- **Bloc de texte**:
· · · · · · ·
Vous vous souvenez de « On est chez nous » ? Le slogan que la gauche dénonçait comme la honte de la France, le cri puant du repli identitaire sorti du ventre encore fécond de la bête immonde ? Dimanche, à Saint-Denis, c’est Jean-Luc Mélenchon qui l’a lancé.
Sans rire. Sans rougir. Et dans la presse ? Pas un froncement de sourcil. Que l’homme qui voit un facho derrière chaque frontière s’approprie le slogan maudit, et les éditorialistes y saluent une habileté de campagne. Mélenchon jouit d’une immunité que personne, à droite, n’obtiendra jamais.
Le décor vaut le détour. Le lider Maximo choisit Saint-Denis, au pied de la basilique : la nécropole où dorment quarante rois de France, mille ans d’histoire sous ses pieds. Et qu’y vient-il célébrer ? La « nouvelle France ». Une France « créolisée », « métissée », refaçonnée par les bouleversements « anthropologiques » du dernier demi-siècle. La nouvelle France méprise l’ancienne et crache littéralement sur ses tombes.
· · · · · · ·
- **Extraits de données**:
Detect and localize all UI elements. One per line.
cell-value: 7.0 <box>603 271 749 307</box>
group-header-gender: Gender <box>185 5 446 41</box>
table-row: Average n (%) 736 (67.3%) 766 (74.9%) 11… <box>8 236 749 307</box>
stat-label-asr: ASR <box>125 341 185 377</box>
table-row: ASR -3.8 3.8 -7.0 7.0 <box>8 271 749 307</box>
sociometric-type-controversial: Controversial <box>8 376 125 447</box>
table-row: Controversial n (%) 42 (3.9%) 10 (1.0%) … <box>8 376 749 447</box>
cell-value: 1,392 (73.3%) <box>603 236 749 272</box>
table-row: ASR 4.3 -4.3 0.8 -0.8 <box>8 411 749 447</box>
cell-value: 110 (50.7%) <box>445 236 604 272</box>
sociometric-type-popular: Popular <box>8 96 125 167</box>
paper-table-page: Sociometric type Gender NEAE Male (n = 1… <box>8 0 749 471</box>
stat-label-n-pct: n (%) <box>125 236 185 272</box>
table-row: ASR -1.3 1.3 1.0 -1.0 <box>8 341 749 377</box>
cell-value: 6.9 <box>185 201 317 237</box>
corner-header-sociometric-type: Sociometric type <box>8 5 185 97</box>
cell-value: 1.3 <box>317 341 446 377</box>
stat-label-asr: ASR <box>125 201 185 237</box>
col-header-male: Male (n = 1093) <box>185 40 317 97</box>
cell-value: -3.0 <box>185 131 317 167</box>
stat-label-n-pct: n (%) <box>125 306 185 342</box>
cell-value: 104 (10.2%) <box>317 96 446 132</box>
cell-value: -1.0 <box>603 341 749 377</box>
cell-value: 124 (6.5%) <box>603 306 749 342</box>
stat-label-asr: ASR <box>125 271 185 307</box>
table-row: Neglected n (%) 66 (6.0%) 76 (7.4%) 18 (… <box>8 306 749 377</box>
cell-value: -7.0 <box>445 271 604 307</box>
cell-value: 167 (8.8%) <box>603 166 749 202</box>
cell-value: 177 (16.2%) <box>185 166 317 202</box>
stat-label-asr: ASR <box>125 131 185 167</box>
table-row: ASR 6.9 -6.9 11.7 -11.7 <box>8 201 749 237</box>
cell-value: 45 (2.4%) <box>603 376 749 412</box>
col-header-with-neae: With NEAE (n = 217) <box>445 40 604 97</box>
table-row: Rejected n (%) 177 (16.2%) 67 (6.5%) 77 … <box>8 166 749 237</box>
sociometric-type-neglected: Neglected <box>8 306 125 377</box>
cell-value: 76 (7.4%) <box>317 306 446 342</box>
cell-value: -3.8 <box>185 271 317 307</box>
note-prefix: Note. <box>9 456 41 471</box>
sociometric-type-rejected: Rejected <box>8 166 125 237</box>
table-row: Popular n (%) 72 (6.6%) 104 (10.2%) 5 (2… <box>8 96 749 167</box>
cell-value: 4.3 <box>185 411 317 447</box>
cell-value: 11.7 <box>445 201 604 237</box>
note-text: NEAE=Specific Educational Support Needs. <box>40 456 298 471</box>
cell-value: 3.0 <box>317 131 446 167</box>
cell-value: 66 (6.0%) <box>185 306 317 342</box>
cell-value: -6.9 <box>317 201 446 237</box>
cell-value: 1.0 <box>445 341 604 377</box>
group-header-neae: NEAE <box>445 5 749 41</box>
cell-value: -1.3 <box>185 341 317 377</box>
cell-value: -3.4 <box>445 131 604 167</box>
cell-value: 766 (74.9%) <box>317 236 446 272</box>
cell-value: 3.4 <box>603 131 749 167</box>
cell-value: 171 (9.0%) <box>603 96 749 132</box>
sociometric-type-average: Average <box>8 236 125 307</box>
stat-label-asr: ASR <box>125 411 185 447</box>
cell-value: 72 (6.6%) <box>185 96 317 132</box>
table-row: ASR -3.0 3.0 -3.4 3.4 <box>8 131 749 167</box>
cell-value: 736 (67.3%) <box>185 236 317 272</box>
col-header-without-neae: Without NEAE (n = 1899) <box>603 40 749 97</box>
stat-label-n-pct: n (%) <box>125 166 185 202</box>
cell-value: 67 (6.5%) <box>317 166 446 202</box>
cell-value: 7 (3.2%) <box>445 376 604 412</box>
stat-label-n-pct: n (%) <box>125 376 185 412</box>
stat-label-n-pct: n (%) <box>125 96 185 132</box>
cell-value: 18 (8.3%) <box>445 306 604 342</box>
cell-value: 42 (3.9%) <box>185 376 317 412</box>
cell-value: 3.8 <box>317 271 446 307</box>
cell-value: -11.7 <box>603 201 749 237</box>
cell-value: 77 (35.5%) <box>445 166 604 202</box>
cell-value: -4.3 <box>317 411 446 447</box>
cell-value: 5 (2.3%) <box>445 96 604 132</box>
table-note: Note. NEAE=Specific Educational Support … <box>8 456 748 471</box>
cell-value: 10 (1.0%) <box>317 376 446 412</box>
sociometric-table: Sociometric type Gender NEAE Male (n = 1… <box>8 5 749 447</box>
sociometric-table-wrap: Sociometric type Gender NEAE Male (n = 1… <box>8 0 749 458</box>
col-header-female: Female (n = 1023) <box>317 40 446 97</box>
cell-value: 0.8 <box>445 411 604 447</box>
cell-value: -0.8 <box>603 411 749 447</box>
· · · · · · ·
- **Consigne**: Indiquez, d'après le texte sur Jean-Luc Mélenchon à Saint-Denis, combien de rois de France dorment dans la nécropole au pied de laquelle il s'est exprimé. Les enregistrements n'ont aucun rôle dans cet exercice.

- **Réponse**: Quarante rois de France y dorment.